PROBLEM REQUIREMENTS
Copy the lines of the records below verbatim, from the line with "Bar [191, 176, 194, 190]" up to and including the line with "Bar [263, 228, 276, 242]", and nothing else.

SUPPLIED MATERIAL
......

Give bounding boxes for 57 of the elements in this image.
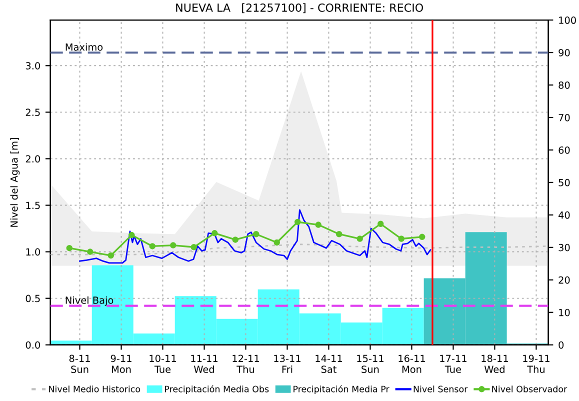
y2-tick-label: 90 <box>558 49 570 56</box>
point <box>108 252 114 259</box>
x-tick-label: 11-11 Wed <box>191 354 218 373</box>
point <box>212 230 218 236</box>
y-tick-label: 1.0 <box>26 248 40 256</box>
x-tick-label: 19-11 Thu <box>523 354 550 373</box>
x-tick-label: 10-11 Tue <box>150 354 176 373</box>
point <box>87 248 94 255</box>
point <box>170 242 176 248</box>
point <box>294 218 301 226</box>
point <box>232 236 238 243</box>
y2-tick-label: 70 <box>558 114 570 122</box>
y-tick-label: 2.5 <box>26 108 40 116</box>
x-tick-label: 16-11 Mon <box>398 354 425 373</box>
point <box>252 230 260 238</box>
x-tick-label: 17-11 Tue <box>440 354 466 373</box>
y2-tick-label: 40 <box>558 211 570 219</box>
x-tick-label: 15-11 Sun <box>357 354 384 373</box>
legend-label: Nivel Sensor <box>414 386 468 392</box>
point <box>398 236 404 242</box>
point <box>356 236 363 242</box>
ref-line-label: Nivel Bajo <box>66 296 114 306</box>
y2-tick-label: 50 <box>558 178 570 186</box>
x-tick-label: 18-11 Wed <box>482 354 508 373</box>
x-tick-label: 12-11 Thu <box>232 354 259 373</box>
legend-label: Precipitación Media Obs <box>165 385 269 394</box>
legend-label: Precipitación Media Pr <box>294 385 390 394</box>
y-axis-title: Nivel del Agua [m] <box>10 138 20 227</box>
x-tick-label: 9-11 Mon <box>110 354 132 373</box>
y2-tick-label: 100 <box>559 16 576 24</box>
y2-tick-label: 20 <box>558 276 570 284</box>
point <box>149 243 156 250</box>
point <box>190 244 197 250</box>
point <box>336 230 342 238</box>
point <box>315 222 322 228</box>
ref-line-label: Maximo <box>66 43 103 51</box>
x-tick-label: 8-11 Sun <box>69 354 90 373</box>
x-tick-label: 14-11 Sat <box>316 354 342 373</box>
y-tick-label: 0.5 <box>26 294 40 302</box>
x-tick-label: 13-11 Fri <box>274 354 300 373</box>
point <box>418 234 426 240</box>
y2-tick-label: 0 <box>558 341 564 349</box>
y2-tick-label: 80 <box>558 81 570 89</box>
point <box>377 220 384 227</box>
y2-tick-label: 30 <box>558 244 570 252</box>
point <box>66 244 73 252</box>
y-tick-label: 3.0 <box>26 62 40 70</box>
y2-tick-label: 10 <box>559 308 570 316</box>
y-tick-label: 1.5 <box>26 202 40 210</box>
point <box>274 239 280 246</box>
legend-label: Nivel Medio Historico <box>49 386 140 392</box>
point <box>128 232 135 238</box>
y2-tick-label: 60 <box>558 146 570 154</box>
y-tick-label: 2.0 <box>26 155 40 163</box>
chart-title: NUEVA LA [21257100] - CORRIENTE: RECIO <box>176 3 424 14</box>
y-tick-label: 0.0 <box>26 341 40 349</box>
legend-label: Nivel Observador <box>492 386 568 392</box>
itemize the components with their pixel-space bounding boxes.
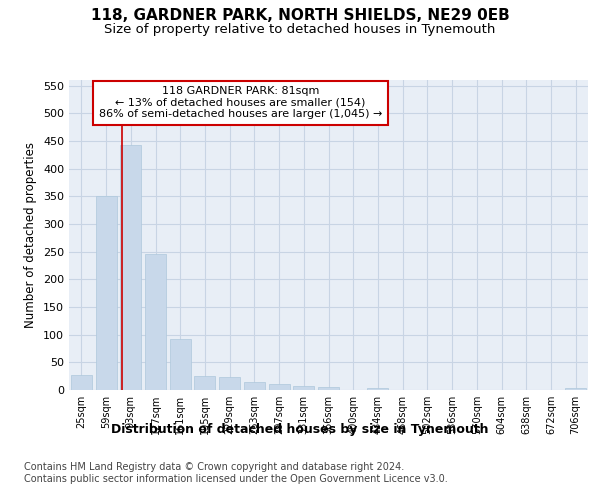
Bar	[170, 338, 191, 390]
Bar	[194, 376, 215, 390]
Text: 118 GARDNER PARK: 81sqm
← 13% of detached houses are smaller (154)
86% of semi-d: 118 GARDNER PARK: 81sqm ← 13% of detache…	[98, 86, 382, 120]
Bar	[565, 388, 586, 390]
Text: Contains HM Land Registry data © Crown copyright and database right 2024.
Contai: Contains HM Land Registry data © Crown c…	[24, 462, 448, 484]
Bar	[244, 382, 265, 390]
Y-axis label: Number of detached properties: Number of detached properties	[25, 142, 37, 328]
Bar	[120, 145, 141, 390]
Bar	[318, 387, 339, 390]
Text: Size of property relative to detached houses in Tynemouth: Size of property relative to detached ho…	[104, 22, 496, 36]
Bar	[95, 196, 116, 390]
Bar	[71, 375, 92, 390]
Bar	[145, 254, 166, 390]
Bar	[367, 388, 388, 390]
Text: Distribution of detached houses by size in Tynemouth: Distribution of detached houses by size …	[111, 422, 489, 436]
Bar	[219, 376, 240, 390]
Bar	[293, 386, 314, 390]
Text: 118, GARDNER PARK, NORTH SHIELDS, NE29 0EB: 118, GARDNER PARK, NORTH SHIELDS, NE29 0…	[91, 8, 509, 22]
Bar	[269, 384, 290, 390]
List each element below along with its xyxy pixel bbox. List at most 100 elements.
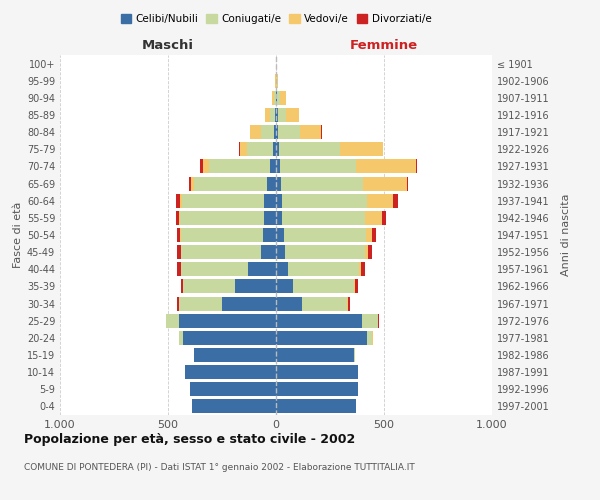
Bar [191, 176, 194, 190]
Bar [348, 296, 350, 310]
Bar [416, 160, 418, 173]
Bar [284, 228, 365, 242]
Bar [364, 176, 407, 190]
Bar [279, 142, 340, 156]
Bar [269, 160, 276, 173]
Bar [270, 108, 275, 122]
Bar [276, 262, 288, 276]
Bar [367, 194, 392, 207]
Bar [268, 176, 276, 190]
Text: Femmine: Femmine [350, 40, 418, 52]
Bar [273, 142, 276, 156]
Bar [274, 125, 276, 139]
Bar [194, 176, 268, 190]
Bar [181, 228, 263, 242]
Bar [222, 296, 276, 310]
Bar [179, 331, 183, 345]
Bar [276, 296, 302, 310]
Bar [276, 314, 362, 328]
Bar [264, 194, 276, 207]
Bar [367, 331, 372, 345]
Bar [276, 400, 356, 413]
Bar [239, 142, 241, 156]
Bar [265, 108, 270, 122]
Bar [177, 296, 179, 310]
Bar [355, 280, 358, 293]
Bar [179, 296, 222, 310]
Bar [407, 176, 408, 190]
Bar [378, 314, 379, 328]
Bar [247, 142, 273, 156]
Bar [190, 382, 276, 396]
Legend: Celibi/Nubili, Coniugati/e, Vedovi/e, Divorziati/e: Celibi/Nubili, Coniugati/e, Vedovi/e, Di… [116, 10, 436, 29]
Bar [275, 108, 276, 122]
Bar [302, 296, 347, 310]
Bar [300, 125, 322, 139]
Bar [248, 262, 276, 276]
Bar [263, 228, 276, 242]
Y-axis label: Anni di nascita: Anni di nascita [561, 194, 571, 276]
Bar [181, 194, 182, 207]
Bar [276, 382, 358, 396]
Bar [382, 211, 386, 225]
Bar [283, 211, 365, 225]
Bar [176, 194, 181, 207]
Bar [293, 280, 354, 293]
Bar [188, 176, 191, 190]
Bar [362, 314, 377, 328]
Bar [288, 262, 359, 276]
Bar [183, 331, 276, 345]
Bar [250, 125, 261, 139]
Bar [241, 142, 247, 156]
Bar [392, 194, 398, 207]
Bar [340, 142, 383, 156]
Bar [276, 194, 283, 207]
Bar [183, 280, 235, 293]
Text: Popolazione per età, sesso e stato civile - 2002: Popolazione per età, sesso e stato civil… [24, 432, 355, 446]
Bar [261, 125, 274, 139]
Bar [166, 314, 179, 328]
Bar [368, 245, 372, 259]
Bar [276, 280, 293, 293]
Bar [365, 245, 368, 259]
Bar [203, 160, 209, 173]
Bar [177, 245, 181, 259]
Bar [347, 296, 348, 310]
Bar [179, 314, 276, 328]
Bar [276, 176, 281, 190]
Bar [179, 211, 180, 225]
Bar [180, 211, 264, 225]
Bar [194, 348, 276, 362]
Bar [276, 211, 283, 225]
Bar [280, 160, 356, 173]
Bar [277, 91, 280, 105]
Bar [361, 262, 365, 276]
Bar [276, 142, 279, 156]
Bar [276, 160, 280, 173]
Bar [354, 348, 355, 362]
Y-axis label: Fasce di età: Fasce di età [13, 202, 23, 268]
Bar [286, 108, 299, 122]
Bar [272, 91, 274, 105]
Bar [276, 125, 278, 139]
Bar [284, 245, 365, 259]
Bar [276, 108, 278, 122]
Bar [277, 74, 278, 88]
Bar [365, 211, 382, 225]
Bar [181, 280, 183, 293]
Bar [209, 160, 269, 173]
Bar [182, 194, 264, 207]
Bar [276, 228, 284, 242]
Bar [181, 245, 261, 259]
Text: COMUNE DI PONTEDERA (PI) - Dati ISTAT 1° gennaio 2002 - Elaborazione TUTTITALIA.: COMUNE DI PONTEDERA (PI) - Dati ISTAT 1°… [24, 462, 415, 471]
Bar [354, 280, 355, 293]
Bar [274, 91, 275, 105]
Bar [177, 262, 181, 276]
Bar [276, 245, 284, 259]
Bar [181, 262, 248, 276]
Bar [280, 91, 286, 105]
Bar [276, 331, 367, 345]
Bar [365, 228, 372, 242]
Bar [372, 228, 376, 242]
Bar [281, 176, 364, 190]
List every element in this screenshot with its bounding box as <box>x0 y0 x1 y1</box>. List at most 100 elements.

......

ANSWER TO THE TASK
Bar [191, 176, 194, 190]
Bar [348, 296, 350, 310]
Bar [416, 160, 418, 173]
Bar [284, 228, 365, 242]
Bar [364, 176, 407, 190]
Bar [279, 142, 340, 156]
Bar [269, 160, 276, 173]
Bar [270, 108, 275, 122]
Bar [276, 262, 288, 276]
Bar [367, 194, 392, 207]
Bar [268, 176, 276, 190]
Text: Femmine: Femmine [350, 40, 418, 52]
Bar [273, 142, 276, 156]
Bar [274, 125, 276, 139]
Bar [194, 176, 268, 190]
Bar [181, 228, 263, 242]
Bar [222, 296, 276, 310]
Bar [179, 331, 183, 345]
Bar [276, 296, 302, 310]
Bar [276, 314, 362, 328]
Bar [264, 194, 276, 207]
Bar [367, 331, 372, 345]
Bar [276, 400, 356, 413]
Bar [239, 142, 241, 156]
Bar [265, 108, 270, 122]
Bar [177, 296, 179, 310]
Bar [355, 280, 358, 293]
Bar [179, 296, 222, 310]
Bar [407, 176, 408, 190]
Bar [378, 314, 379, 328]
Bar [247, 142, 273, 156]
Bar [190, 382, 276, 396]
Legend: Celibi/Nubili, Coniugati/e, Vedovi/e, Divorziati/e: Celibi/Nubili, Coniugati/e, Vedovi/e, Di… [116, 10, 436, 29]
Bar [275, 108, 276, 122]
Bar [302, 296, 347, 310]
Bar [300, 125, 322, 139]
Bar [248, 262, 276, 276]
Bar [263, 228, 276, 242]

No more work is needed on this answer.